**JOB**
Gather each line in the entries that includes the string "More".
══ INFORMATION PROVIDED ══
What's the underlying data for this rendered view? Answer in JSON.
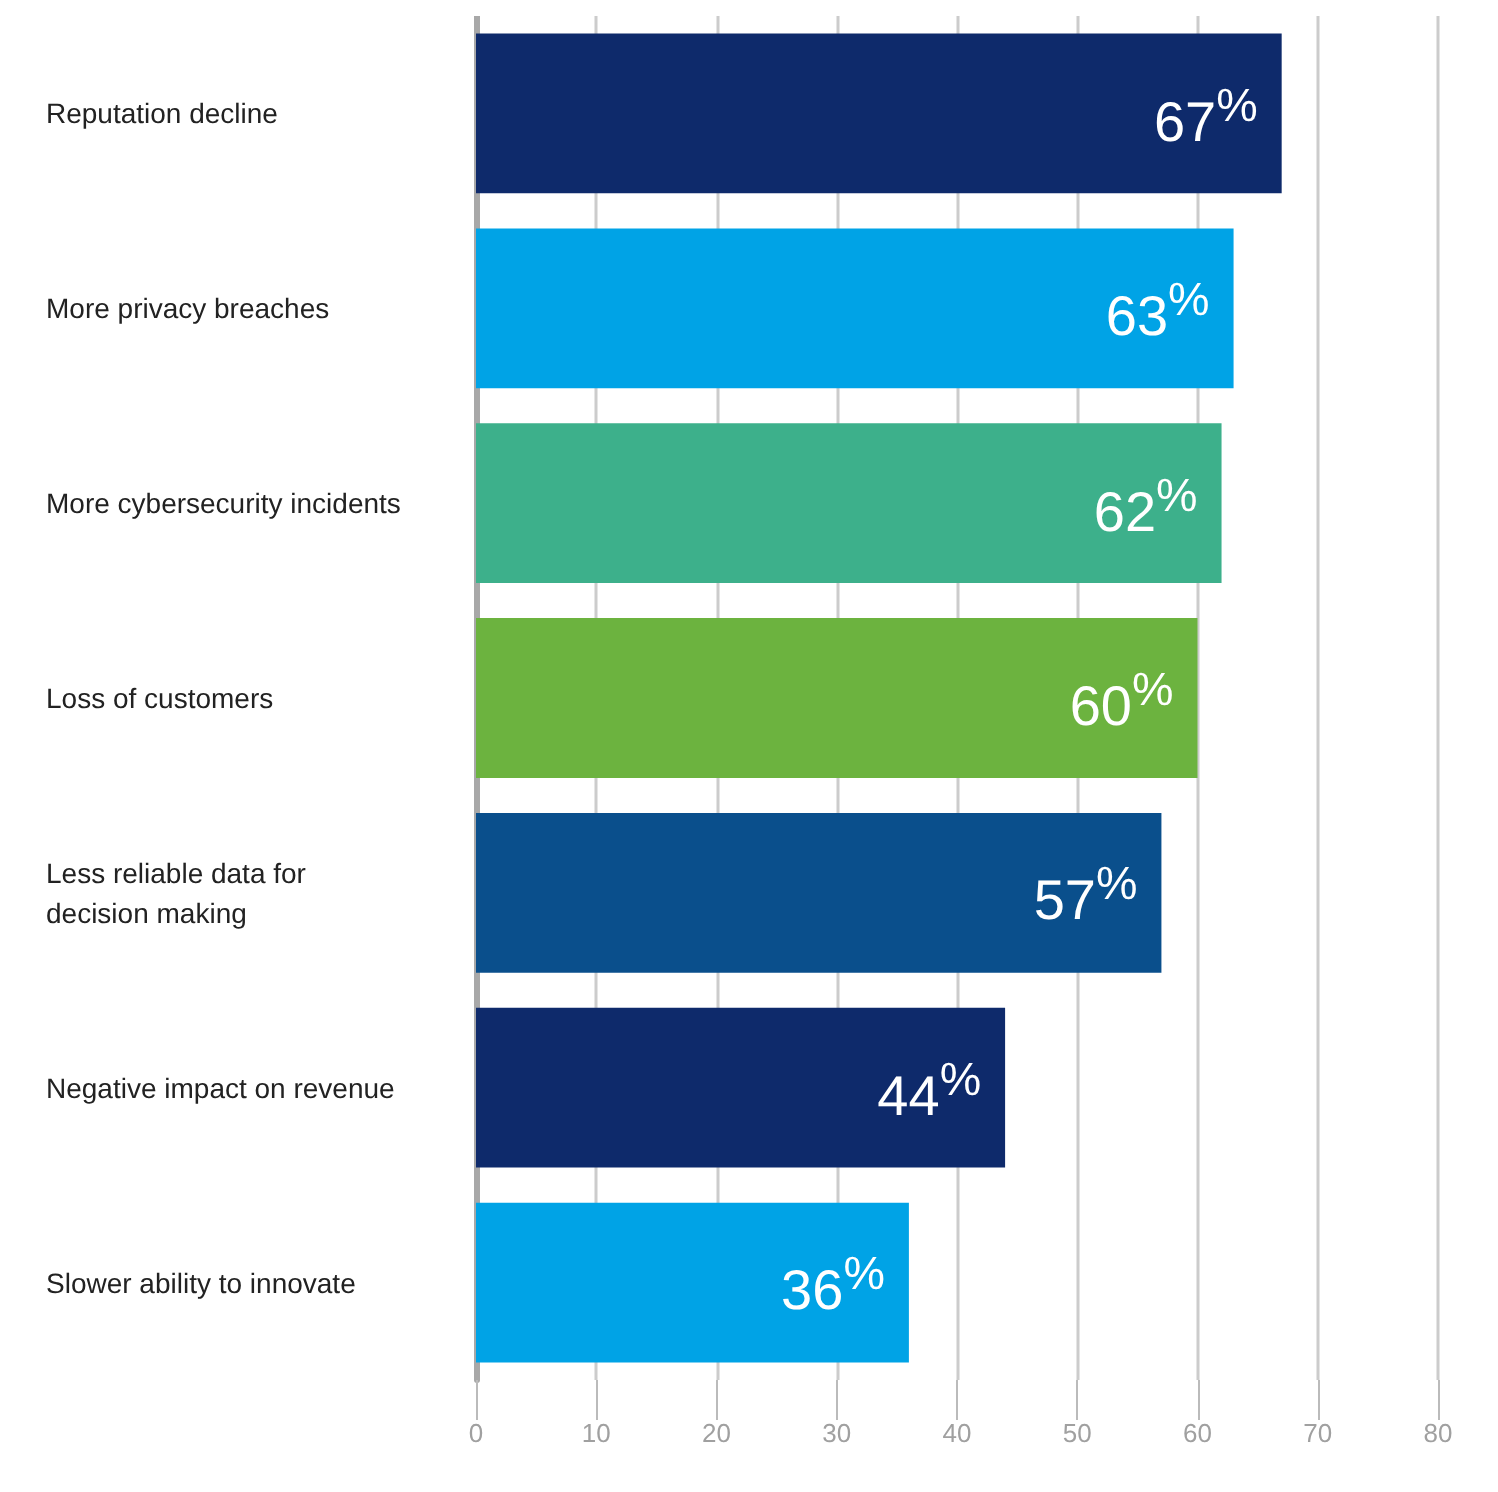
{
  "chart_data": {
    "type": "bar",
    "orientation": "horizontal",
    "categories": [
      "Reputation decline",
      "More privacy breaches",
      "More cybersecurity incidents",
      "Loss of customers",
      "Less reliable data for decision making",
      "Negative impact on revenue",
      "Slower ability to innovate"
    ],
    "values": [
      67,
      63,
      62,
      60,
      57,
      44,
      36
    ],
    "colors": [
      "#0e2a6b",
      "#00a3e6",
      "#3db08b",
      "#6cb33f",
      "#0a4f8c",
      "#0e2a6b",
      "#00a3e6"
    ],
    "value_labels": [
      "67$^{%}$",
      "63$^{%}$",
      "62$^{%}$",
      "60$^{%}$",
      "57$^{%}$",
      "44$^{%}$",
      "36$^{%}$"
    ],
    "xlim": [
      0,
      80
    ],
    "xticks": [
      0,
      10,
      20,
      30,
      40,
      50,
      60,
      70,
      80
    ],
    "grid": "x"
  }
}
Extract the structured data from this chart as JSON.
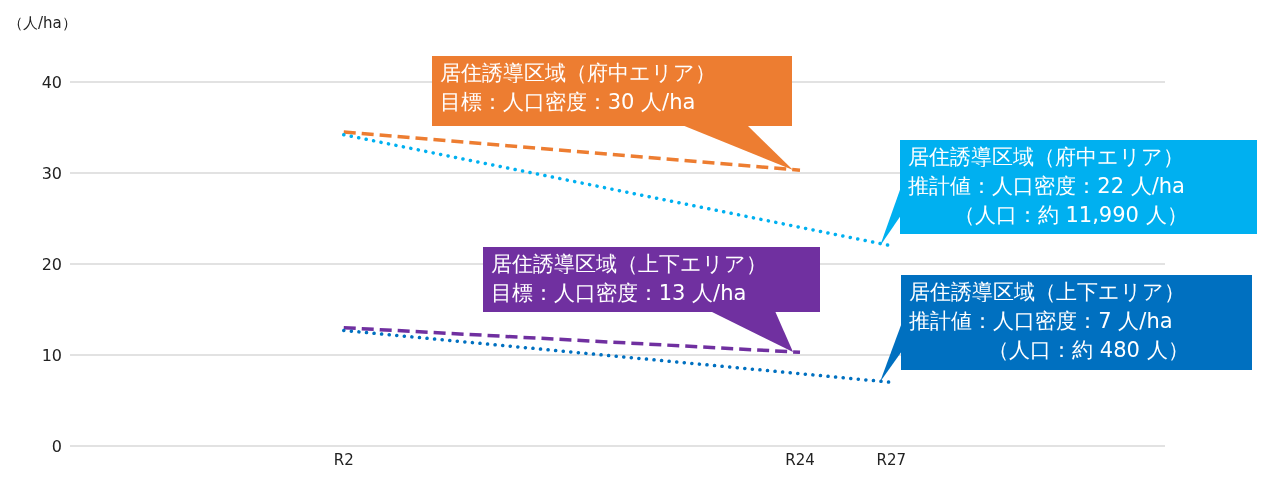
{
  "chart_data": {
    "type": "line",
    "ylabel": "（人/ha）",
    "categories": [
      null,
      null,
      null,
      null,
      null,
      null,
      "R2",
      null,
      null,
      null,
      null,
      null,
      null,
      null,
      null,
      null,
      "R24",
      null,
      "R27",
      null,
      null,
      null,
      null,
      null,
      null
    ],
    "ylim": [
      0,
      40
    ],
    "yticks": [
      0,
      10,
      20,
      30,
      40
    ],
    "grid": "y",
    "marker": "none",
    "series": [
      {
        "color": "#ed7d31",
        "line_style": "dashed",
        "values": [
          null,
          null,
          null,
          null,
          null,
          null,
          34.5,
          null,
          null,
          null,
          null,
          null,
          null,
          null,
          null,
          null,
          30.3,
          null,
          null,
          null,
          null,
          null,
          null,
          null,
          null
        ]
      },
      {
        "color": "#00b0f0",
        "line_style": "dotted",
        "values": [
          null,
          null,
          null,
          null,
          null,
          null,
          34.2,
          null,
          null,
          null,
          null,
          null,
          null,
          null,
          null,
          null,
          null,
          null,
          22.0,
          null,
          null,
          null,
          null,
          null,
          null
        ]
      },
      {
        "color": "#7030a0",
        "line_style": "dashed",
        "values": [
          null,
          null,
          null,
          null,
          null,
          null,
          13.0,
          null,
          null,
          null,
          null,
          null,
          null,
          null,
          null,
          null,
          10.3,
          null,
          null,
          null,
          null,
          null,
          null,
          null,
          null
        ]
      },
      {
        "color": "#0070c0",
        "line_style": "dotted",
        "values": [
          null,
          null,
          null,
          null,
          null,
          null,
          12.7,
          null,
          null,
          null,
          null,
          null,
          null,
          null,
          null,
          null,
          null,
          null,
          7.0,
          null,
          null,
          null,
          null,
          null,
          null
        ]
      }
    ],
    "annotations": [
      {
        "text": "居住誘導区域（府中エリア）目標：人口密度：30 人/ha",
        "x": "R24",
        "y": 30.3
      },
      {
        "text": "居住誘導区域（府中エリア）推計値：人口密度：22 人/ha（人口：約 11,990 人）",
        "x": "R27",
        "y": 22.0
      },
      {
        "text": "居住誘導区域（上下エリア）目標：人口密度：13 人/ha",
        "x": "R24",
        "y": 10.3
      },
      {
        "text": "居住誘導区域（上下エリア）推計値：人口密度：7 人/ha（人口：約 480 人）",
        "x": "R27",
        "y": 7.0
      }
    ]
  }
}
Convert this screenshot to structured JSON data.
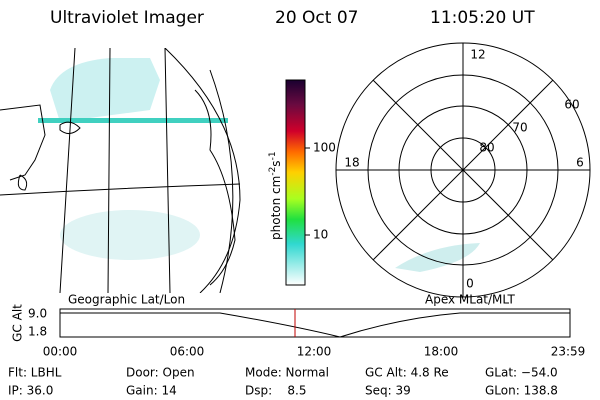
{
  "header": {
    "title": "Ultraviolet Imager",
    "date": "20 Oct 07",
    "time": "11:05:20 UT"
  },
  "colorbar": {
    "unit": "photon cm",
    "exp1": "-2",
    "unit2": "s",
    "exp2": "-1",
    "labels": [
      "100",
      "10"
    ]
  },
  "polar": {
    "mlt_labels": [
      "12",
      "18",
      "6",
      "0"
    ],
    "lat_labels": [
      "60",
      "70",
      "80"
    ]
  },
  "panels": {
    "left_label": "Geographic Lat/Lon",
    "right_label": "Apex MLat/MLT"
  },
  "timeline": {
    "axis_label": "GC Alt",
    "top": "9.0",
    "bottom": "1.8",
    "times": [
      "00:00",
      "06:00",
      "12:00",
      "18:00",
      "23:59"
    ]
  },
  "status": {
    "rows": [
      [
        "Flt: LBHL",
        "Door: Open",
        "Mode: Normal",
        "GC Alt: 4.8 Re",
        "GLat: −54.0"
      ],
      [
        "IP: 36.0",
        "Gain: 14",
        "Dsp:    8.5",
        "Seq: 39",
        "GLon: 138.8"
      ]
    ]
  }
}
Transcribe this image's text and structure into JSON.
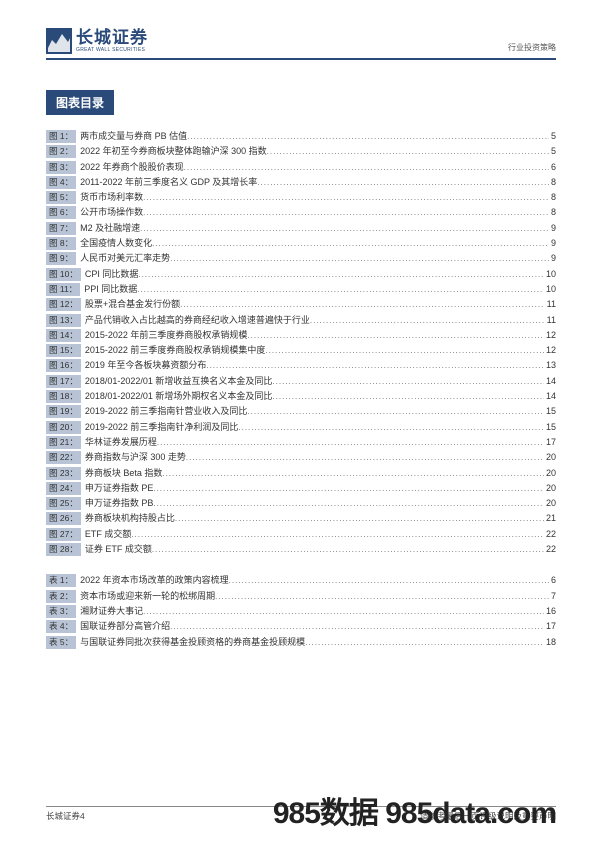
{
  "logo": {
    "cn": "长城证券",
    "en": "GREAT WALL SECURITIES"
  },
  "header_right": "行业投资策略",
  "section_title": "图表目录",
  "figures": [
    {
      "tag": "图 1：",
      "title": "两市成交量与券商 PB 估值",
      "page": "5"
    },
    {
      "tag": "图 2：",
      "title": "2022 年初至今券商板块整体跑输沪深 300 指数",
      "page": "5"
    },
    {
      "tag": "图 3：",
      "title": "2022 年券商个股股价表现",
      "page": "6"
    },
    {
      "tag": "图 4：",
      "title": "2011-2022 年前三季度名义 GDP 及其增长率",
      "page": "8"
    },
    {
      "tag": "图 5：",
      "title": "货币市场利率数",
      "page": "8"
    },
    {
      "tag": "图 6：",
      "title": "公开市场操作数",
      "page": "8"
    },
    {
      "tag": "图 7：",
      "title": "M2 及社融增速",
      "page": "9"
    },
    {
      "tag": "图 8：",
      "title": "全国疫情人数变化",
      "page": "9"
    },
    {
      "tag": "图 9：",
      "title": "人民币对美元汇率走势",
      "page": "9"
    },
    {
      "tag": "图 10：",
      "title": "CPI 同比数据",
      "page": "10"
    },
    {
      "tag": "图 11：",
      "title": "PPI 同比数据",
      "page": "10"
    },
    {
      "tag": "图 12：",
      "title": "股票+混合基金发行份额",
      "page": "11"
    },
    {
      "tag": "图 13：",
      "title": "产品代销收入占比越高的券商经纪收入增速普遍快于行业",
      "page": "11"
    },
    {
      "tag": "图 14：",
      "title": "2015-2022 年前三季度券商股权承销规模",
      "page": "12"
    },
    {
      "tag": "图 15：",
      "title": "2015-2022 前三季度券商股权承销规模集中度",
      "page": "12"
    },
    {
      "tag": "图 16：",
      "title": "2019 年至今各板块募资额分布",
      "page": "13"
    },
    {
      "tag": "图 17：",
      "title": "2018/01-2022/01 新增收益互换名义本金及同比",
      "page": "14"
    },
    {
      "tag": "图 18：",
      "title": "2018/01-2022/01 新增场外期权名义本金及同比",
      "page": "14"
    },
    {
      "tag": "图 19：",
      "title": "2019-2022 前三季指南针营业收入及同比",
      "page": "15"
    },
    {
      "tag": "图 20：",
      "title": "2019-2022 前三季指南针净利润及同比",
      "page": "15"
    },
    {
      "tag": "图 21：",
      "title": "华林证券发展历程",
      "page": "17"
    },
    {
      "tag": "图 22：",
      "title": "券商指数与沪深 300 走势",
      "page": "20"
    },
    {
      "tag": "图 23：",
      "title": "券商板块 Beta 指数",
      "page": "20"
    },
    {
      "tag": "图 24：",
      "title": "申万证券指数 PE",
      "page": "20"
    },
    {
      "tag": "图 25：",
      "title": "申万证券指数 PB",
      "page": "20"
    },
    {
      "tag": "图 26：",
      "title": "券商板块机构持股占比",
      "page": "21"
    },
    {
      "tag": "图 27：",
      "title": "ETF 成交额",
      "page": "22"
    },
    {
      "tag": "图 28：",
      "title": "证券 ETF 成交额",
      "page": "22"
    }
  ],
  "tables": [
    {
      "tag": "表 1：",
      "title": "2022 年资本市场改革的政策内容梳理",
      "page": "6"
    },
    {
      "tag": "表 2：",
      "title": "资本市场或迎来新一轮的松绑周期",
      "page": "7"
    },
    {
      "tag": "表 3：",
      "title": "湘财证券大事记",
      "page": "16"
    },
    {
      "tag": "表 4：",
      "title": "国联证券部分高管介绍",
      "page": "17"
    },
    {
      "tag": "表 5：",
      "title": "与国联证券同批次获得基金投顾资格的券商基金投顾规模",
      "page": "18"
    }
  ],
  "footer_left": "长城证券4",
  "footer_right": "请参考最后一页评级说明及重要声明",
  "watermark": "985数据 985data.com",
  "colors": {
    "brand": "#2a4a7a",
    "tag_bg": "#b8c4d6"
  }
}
═══
**ANSWER IN FULL**
      "More privacy breaches",
      "More cybersecurity incidents",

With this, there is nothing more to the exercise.